-- start INPUT DATA --
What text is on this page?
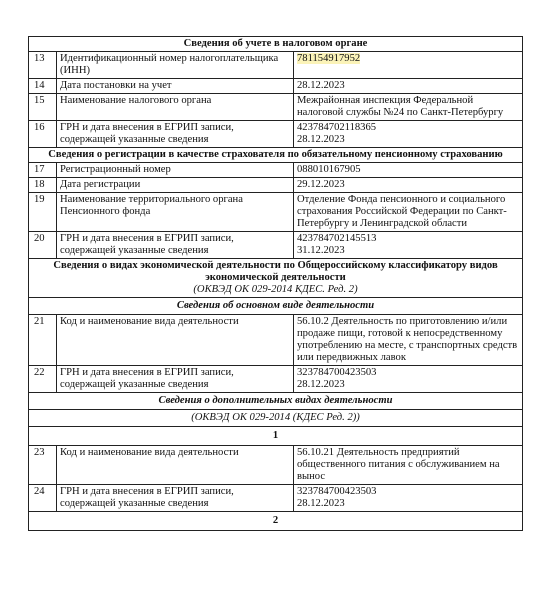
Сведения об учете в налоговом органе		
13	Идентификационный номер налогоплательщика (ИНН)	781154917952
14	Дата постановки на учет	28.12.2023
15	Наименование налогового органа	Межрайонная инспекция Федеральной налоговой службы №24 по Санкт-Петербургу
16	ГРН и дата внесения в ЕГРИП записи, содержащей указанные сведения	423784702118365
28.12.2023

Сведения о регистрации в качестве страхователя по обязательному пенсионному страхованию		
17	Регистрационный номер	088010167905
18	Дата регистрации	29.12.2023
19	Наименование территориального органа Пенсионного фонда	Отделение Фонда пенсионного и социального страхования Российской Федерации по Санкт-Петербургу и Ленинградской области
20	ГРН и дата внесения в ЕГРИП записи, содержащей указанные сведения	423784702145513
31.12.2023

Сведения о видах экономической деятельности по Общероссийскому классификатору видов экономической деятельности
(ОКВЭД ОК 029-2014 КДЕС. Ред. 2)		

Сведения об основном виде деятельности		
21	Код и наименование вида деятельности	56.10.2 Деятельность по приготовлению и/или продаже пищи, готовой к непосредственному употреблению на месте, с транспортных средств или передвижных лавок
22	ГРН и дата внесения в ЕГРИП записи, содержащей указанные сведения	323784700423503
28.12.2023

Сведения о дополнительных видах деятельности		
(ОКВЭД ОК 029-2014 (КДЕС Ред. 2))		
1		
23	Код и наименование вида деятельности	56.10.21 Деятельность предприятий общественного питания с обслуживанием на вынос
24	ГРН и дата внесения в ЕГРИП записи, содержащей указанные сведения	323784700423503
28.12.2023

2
-- end INPUT DATA --
-- start INPUT DATA --
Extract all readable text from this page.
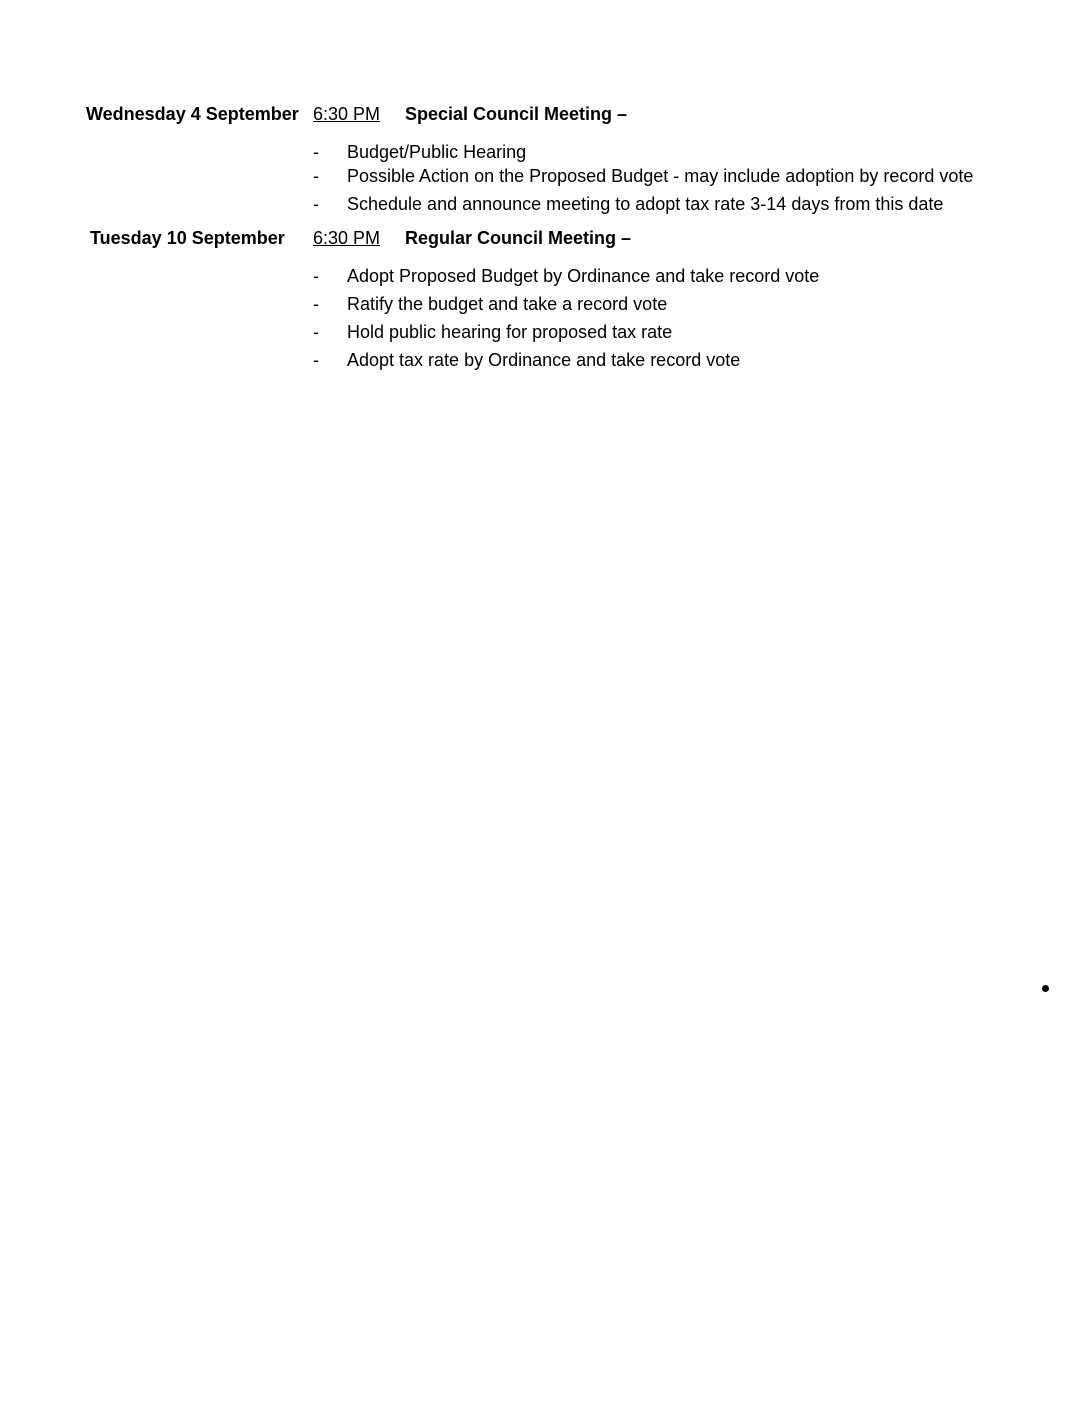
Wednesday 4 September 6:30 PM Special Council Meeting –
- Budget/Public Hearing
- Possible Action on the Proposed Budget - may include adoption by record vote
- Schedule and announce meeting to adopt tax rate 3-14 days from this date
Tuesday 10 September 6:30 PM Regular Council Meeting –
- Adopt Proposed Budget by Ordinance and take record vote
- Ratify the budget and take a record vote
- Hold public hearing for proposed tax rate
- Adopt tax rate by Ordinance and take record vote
-- end INPUT DATA --
● **EXERCISE DIRECTIONS**:
Find every line that has "ЕГРИП" in it, then return those lines.

● **ANSWER TO THE PROBLEM**:
16	ГРН и дата внесения в ЕГРИП записи, содержащей указанные сведения	423784702118365
20	ГРН и дата внесения в ЕГРИП записи, содержащей указанные сведения	423784702145513
22	ГРН и дата внесения в ЕГРИП записи, содержащей указанные сведения	323784700423503
24	ГРН и дата внесения в ЕГРИП записи, содержащей указанные сведения	323784700423503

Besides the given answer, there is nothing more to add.